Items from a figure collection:
******
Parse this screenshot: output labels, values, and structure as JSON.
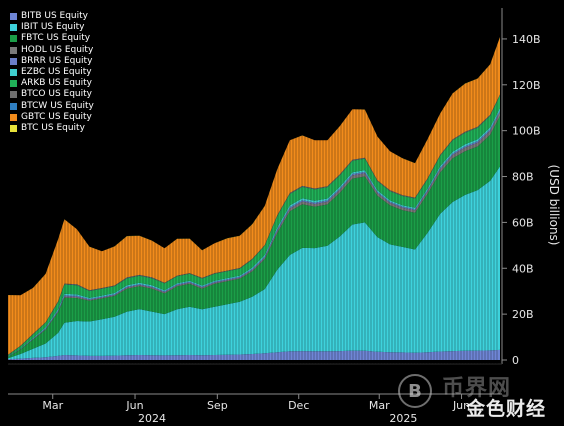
{
  "colors": {
    "background": "#000000",
    "axis": "#8a8a8a",
    "grid": "#2b2b2b"
  },
  "chart_data": {
    "type": "area",
    "title": "",
    "xlabel": "",
    "ylabel": "(USD billions)",
    "stacked": true,
    "ylim": [
      0,
      150
    ],
    "grid": false,
    "legend_placement": "top-left",
    "y_ticks": [
      {
        "value": 0,
        "label": "0"
      },
      {
        "value": 20,
        "label": "20B"
      },
      {
        "value": 40,
        "label": "40B"
      },
      {
        "value": 60,
        "label": "60B"
      },
      {
        "value": 80,
        "label": "80B"
      },
      {
        "value": 100,
        "label": "100B"
      },
      {
        "value": 120,
        "label": "120B"
      },
      {
        "value": 140,
        "label": "140B"
      }
    ],
    "x_ticks": [
      {
        "date": "2024-03-01",
        "label": "Mar"
      },
      {
        "date": "2024-06-01",
        "label": "Jun"
      },
      {
        "date": "2024-09-01",
        "label": "Sep"
      },
      {
        "date": "2024-12-01",
        "label": "Dec"
      },
      {
        "date": "2025-03-01",
        "label": "Mar"
      },
      {
        "date": "2025-06-01",
        "label": "Jun"
      }
    ],
    "year_labels": [
      {
        "date": "2024-06-20",
        "label": "2024"
      },
      {
        "date": "2025-03-28",
        "label": "2025"
      }
    ],
    "x_range": [
      "2024-01-11",
      "2025-07-14"
    ],
    "x": [
      "2024-01-11",
      "2024-01-25",
      "2024-02-08",
      "2024-02-22",
      "2024-03-07",
      "2024-03-14",
      "2024-03-28",
      "2024-04-11",
      "2024-04-25",
      "2024-05-09",
      "2024-05-23",
      "2024-06-06",
      "2024-06-20",
      "2024-07-04",
      "2024-07-18",
      "2024-08-01",
      "2024-08-15",
      "2024-08-29",
      "2024-09-12",
      "2024-09-26",
      "2024-10-10",
      "2024-10-24",
      "2024-11-07",
      "2024-11-21",
      "2024-12-05",
      "2024-12-19",
      "2025-01-02",
      "2025-01-16",
      "2025-01-30",
      "2025-02-13",
      "2025-02-27",
      "2025-03-13",
      "2025-03-27",
      "2025-04-10",
      "2025-04-24",
      "2025-05-08",
      "2025-05-22",
      "2025-06-05",
      "2025-06-19",
      "2025-07-03",
      "2025-07-14"
    ],
    "series": [
      {
        "name": "BTC US Equity",
        "color": "#e8e23a",
        "values": [
          0.05,
          0.05,
          0.05,
          0.05,
          0.05,
          0.05,
          0.05,
          0.05,
          0.05,
          0.05,
          0.05,
          0.05,
          0.05,
          0.05,
          0.05,
          0.05,
          0.05,
          0.05,
          0.05,
          0.05,
          0.05,
          0.05,
          0.05,
          0.05,
          0.05,
          0.05,
          0.05,
          0.05,
          0.05,
          0.05,
          0.05,
          0.05,
          0.05,
          0.05,
          0.05,
          0.05,
          0.05,
          0.05,
          0.05,
          0.05,
          0.05
        ]
      },
      {
        "name": "GBTC US Equity",
        "color": "#f28c1c",
        "values": [
          26,
          22,
          20,
          21,
          27,
          28,
          24,
          19,
          16,
          17,
          18,
          17,
          16,
          15,
          16,
          15,
          12,
          13,
          14,
          14,
          15,
          17,
          20,
          23,
          22,
          21,
          20,
          21,
          22,
          21,
          19,
          17,
          16,
          15,
          17,
          18,
          20,
          21,
          21,
          22,
          25
        ]
      },
      {
        "name": "BTCW US Equity",
        "color": "#2f7fc1",
        "values": [
          0.1,
          0.1,
          0.1,
          0.1,
          0.1,
          0.1,
          0.1,
          0.1,
          0.1,
          0.1,
          0.1,
          0.1,
          0.1,
          0.1,
          0.1,
          0.1,
          0.1,
          0.1,
          0.1,
          0.1,
          0.1,
          0.1,
          0.1,
          0.1,
          0.1,
          0.1,
          0.1,
          0.1,
          0.1,
          0.1,
          0.1,
          0.1,
          0.1,
          0.1,
          0.1,
          0.1,
          0.1,
          0.1,
          0.1,
          0.1,
          0.1
        ]
      },
      {
        "name": "BTCO US Equity",
        "color": "#6f6f6f",
        "values": [
          0.1,
          0.1,
          0.2,
          0.2,
          0.3,
          0.3,
          0.3,
          0.2,
          0.2,
          0.2,
          0.3,
          0.3,
          0.3,
          0.2,
          0.2,
          0.2,
          0.2,
          0.2,
          0.2,
          0.2,
          0.2,
          0.2,
          0.3,
          0.3,
          0.3,
          0.3,
          0.3,
          0.3,
          0.3,
          0.3,
          0.3,
          0.3,
          0.3,
          0.3,
          0.3,
          0.3,
          0.3,
          0.3,
          0.3,
          0.3,
          0.3
        ]
      },
      {
        "name": "ARKB US Equity",
        "color": "#20b158",
        "values": [
          0.5,
          1.0,
          1.5,
          2,
          3,
          4,
          4,
          3,
          3,
          3,
          3,
          3,
          3,
          3,
          3,
          3,
          3,
          3,
          3,
          3,
          3.5,
          4,
          5,
          5,
          5,
          5,
          5,
          5,
          5,
          5,
          4,
          4,
          4,
          4,
          4,
          4.5,
          5,
          5,
          5,
          5,
          5.5
        ]
      },
      {
        "name": "EZBC US Equity",
        "color": "#3fcfcf",
        "values": [
          0.1,
          0.2,
          0.3,
          0.4,
          0.6,
          0.7,
          0.6,
          0.5,
          0.5,
          0.5,
          0.6,
          0.6,
          0.6,
          0.5,
          0.5,
          0.5,
          0.5,
          0.5,
          0.5,
          0.5,
          0.6,
          0.7,
          0.8,
          0.8,
          0.8,
          0.8,
          0.8,
          0.8,
          0.8,
          0.8,
          0.7,
          0.6,
          0.6,
          0.6,
          0.7,
          0.8,
          0.8,
          0.9,
          0.9,
          0.9,
          1.0
        ]
      },
      {
        "name": "BRRR US Equity",
        "color": "#6a7ec8",
        "values": [
          0.1,
          0.1,
          0.2,
          0.3,
          0.4,
          0.5,
          0.5,
          0.4,
          0.4,
          0.4,
          0.4,
          0.4,
          0.4,
          0.4,
          0.4,
          0.4,
          0.4,
          0.4,
          0.4,
          0.4,
          0.5,
          0.5,
          0.6,
          0.6,
          0.6,
          0.6,
          0.6,
          0.6,
          0.6,
          0.6,
          0.5,
          0.5,
          0.5,
          0.5,
          0.5,
          0.6,
          0.6,
          0.6,
          0.7,
          0.7,
          0.7
        ]
      },
      {
        "name": "HODL US Equity",
        "color": "#7a7a7a",
        "values": [
          0.1,
          0.1,
          0.2,
          0.3,
          0.4,
          0.5,
          0.5,
          0.4,
          0.4,
          0.4,
          0.5,
          0.5,
          0.5,
          0.5,
          0.5,
          0.5,
          0.5,
          0.5,
          0.5,
          0.5,
          0.6,
          0.7,
          1.0,
          1.2,
          1.2,
          1.2,
          1.2,
          1.3,
          1.4,
          1.4,
          1.2,
          1.1,
          1.1,
          1.1,
          1.2,
          1.4,
          1.5,
          1.6,
          1.6,
          1.7,
          1.8
        ]
      },
      {
        "name": "FBTC US Equity",
        "color": "#1b9e48",
        "values": [
          0.5,
          2,
          4,
          6,
          9,
          11,
          10,
          9,
          9,
          9,
          10,
          10,
          10,
          9,
          10,
          10,
          9,
          10,
          10,
          10,
          11,
          13,
          16,
          19,
          19,
          18,
          18,
          19,
          20,
          20,
          18,
          17,
          16,
          16,
          17,
          18,
          19,
          19,
          19,
          20,
          22
        ]
      },
      {
        "name": "IBIT US Equity",
        "color": "#3ed2dc",
        "values": [
          0.5,
          2,
          4,
          6,
          10,
          14,
          15,
          15,
          16,
          17,
          19,
          20,
          19,
          18,
          20,
          21,
          20,
          21,
          22,
          23,
          25,
          28,
          36,
          42,
          45,
          45,
          46,
          50,
          55,
          56,
          50,
          47,
          46,
          45,
          52,
          60,
          65,
          68,
          70,
          74,
          80
        ]
      },
      {
        "name": "BITB US Equity",
        "color": "#6f86d6",
        "values": [
          0.3,
          0.6,
          0.9,
          1.2,
          1.8,
          2.2,
          2.0,
          1.8,
          1.8,
          1.9,
          2.1,
          2.2,
          2.1,
          2.0,
          2.1,
          2.2,
          2.1,
          2.2,
          2.3,
          2.4,
          2.6,
          2.9,
          3.4,
          3.8,
          3.9,
          3.8,
          3.8,
          3.9,
          4.1,
          4.0,
          3.6,
          3.4,
          3.3,
          3.2,
          3.4,
          3.7,
          3.9,
          4.0,
          4.1,
          4.2,
          4.4
        ]
      }
    ],
    "legend": [
      "BITB US Equity",
      "IBIT US Equity",
      "FBTC US Equity",
      "HODL US Equity",
      "BRRR US Equity",
      "EZBC US Equity",
      "ARKB US Equity",
      "BTCO US Equity",
      "BTCW US Equity",
      "GBTC US Equity",
      "BTC US Equity"
    ]
  },
  "watermark": {
    "logo_glyph": "B",
    "text_top": "币界网",
    "text_bottom": "金色财经"
  }
}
******
Problem requirements. Among the entries above, identify all lines with "name" and copy them.

Solution below.
        "name": "BTC US Equity",
        "name": "GBTC US Equity",
        "name": "BTCW US Equity",
        "name": "BTCO US Equity",
        "name": "ARKB US Equity",
        "name": "EZBC US Equity",
        "name": "BRRR US Equity",
        "name": "HODL US Equity",
        "name": "FBTC US Equity",
        "name": "IBIT US Equity",
        "name": "BITB US Equity",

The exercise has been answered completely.